» Brief: Extract each line where the string "ylabel" shows up.

>> Start Source records

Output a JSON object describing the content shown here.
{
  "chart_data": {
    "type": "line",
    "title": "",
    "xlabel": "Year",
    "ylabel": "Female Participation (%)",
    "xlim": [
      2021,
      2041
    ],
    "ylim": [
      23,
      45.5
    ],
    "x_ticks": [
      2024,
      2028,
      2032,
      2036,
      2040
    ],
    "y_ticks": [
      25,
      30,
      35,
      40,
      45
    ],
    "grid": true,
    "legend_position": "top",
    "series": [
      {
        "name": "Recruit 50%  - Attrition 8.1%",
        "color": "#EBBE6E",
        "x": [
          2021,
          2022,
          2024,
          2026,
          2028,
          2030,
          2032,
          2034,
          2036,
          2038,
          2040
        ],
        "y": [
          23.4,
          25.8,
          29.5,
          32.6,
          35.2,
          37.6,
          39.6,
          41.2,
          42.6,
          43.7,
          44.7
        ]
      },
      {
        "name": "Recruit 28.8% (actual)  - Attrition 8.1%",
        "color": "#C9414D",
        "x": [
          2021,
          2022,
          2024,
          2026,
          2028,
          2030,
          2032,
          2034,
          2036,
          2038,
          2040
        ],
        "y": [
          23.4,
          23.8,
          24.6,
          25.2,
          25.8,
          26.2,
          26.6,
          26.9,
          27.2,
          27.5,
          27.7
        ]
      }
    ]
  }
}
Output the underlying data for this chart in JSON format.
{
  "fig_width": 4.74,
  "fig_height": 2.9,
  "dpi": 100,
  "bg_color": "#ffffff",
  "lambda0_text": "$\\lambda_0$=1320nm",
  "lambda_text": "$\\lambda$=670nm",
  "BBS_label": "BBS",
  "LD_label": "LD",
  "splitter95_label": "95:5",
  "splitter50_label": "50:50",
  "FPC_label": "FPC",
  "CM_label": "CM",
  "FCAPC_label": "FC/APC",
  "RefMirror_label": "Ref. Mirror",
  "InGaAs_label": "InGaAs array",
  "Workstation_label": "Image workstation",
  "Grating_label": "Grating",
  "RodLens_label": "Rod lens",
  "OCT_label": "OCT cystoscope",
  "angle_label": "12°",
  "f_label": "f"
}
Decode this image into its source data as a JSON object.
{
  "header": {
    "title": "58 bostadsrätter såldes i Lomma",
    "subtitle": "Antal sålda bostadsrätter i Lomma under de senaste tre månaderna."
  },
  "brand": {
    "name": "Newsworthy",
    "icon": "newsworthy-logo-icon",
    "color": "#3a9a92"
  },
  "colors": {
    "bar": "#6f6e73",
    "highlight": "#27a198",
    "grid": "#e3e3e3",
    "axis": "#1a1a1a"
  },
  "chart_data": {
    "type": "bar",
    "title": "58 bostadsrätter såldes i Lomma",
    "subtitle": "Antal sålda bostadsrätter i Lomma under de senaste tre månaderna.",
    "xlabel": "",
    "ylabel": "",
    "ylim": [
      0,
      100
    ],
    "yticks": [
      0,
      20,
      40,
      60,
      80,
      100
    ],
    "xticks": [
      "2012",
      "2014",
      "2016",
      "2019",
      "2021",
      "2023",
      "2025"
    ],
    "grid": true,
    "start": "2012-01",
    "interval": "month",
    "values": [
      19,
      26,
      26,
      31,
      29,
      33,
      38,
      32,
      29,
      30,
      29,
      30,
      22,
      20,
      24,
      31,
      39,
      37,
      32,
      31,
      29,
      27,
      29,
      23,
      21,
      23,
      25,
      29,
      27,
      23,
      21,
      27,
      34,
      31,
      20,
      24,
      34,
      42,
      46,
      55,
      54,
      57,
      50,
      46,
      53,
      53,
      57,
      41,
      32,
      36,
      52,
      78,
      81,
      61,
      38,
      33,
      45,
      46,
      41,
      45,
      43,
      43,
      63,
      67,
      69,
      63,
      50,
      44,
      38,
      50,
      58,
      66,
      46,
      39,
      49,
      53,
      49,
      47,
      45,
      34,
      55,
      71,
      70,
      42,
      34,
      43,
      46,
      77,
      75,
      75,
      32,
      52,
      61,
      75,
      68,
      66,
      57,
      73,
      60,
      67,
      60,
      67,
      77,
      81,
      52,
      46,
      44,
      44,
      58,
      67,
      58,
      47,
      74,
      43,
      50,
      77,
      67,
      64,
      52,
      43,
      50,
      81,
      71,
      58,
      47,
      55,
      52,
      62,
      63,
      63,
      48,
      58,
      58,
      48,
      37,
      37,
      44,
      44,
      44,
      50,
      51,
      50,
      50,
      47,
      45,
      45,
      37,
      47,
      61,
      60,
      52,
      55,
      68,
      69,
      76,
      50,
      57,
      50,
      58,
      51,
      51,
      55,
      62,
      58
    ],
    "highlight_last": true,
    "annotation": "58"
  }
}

>> End Source records

» Response for this exercise:
    "ylabel": "Female Participation (%)",
    "ylabel": "",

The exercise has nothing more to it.